Request:
Pick out all lines in the listing holding the string "JSON" and copy them.

Information given:
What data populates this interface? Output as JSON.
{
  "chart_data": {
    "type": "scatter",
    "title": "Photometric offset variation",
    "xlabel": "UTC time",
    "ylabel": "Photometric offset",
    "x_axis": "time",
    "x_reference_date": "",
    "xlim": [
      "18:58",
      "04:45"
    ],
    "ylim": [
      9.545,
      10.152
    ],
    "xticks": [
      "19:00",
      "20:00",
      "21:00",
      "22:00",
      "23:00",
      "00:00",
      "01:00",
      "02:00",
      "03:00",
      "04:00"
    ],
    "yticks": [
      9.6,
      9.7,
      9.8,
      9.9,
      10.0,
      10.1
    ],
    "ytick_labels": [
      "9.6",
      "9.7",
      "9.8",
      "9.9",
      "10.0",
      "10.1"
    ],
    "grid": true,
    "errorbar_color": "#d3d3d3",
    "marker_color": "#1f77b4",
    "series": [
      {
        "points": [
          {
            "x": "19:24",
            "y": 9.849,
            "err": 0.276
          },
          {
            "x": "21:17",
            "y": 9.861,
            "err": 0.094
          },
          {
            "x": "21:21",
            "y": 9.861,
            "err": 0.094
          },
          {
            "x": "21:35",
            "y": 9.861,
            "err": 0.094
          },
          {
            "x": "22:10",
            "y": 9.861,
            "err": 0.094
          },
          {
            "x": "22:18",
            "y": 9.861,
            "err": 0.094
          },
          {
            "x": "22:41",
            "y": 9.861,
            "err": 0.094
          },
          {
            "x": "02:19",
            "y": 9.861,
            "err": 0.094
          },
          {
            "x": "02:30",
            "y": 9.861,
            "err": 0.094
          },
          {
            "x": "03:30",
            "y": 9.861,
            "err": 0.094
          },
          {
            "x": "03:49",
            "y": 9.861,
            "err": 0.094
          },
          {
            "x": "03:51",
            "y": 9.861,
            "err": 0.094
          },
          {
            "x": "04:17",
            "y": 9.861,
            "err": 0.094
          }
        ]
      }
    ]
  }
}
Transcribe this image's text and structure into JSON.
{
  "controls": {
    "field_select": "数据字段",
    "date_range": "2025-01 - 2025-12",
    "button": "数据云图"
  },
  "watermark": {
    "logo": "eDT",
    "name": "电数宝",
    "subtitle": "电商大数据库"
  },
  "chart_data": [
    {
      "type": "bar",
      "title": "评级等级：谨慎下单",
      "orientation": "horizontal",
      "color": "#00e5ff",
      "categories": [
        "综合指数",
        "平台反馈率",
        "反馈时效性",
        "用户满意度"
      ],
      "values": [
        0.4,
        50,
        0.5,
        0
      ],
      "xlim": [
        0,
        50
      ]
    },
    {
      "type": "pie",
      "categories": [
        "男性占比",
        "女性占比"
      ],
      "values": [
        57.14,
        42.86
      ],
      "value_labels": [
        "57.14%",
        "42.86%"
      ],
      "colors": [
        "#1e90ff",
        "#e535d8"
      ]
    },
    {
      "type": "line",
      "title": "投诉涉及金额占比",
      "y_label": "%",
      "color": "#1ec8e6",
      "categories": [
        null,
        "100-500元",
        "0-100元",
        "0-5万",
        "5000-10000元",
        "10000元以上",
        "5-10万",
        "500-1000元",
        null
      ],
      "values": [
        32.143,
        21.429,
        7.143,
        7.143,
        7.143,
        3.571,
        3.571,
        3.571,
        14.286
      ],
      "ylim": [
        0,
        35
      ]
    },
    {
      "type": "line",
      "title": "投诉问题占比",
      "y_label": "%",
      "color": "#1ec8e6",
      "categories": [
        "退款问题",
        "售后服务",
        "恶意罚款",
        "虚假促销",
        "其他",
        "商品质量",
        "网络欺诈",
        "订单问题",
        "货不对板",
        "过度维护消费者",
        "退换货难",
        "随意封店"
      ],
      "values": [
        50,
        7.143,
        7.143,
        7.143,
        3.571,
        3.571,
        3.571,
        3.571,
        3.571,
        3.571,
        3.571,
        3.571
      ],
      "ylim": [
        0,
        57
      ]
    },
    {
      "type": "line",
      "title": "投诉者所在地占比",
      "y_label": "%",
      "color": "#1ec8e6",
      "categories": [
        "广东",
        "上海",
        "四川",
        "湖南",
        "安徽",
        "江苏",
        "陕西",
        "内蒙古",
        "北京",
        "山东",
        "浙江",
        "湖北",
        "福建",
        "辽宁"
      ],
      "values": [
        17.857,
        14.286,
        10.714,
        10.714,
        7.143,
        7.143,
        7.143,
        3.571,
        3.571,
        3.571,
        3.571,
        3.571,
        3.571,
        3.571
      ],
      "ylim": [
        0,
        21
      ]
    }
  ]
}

Exercise output:
What data populates this interface? Output as JSON.
Transcribe this image's text and structure into JSON.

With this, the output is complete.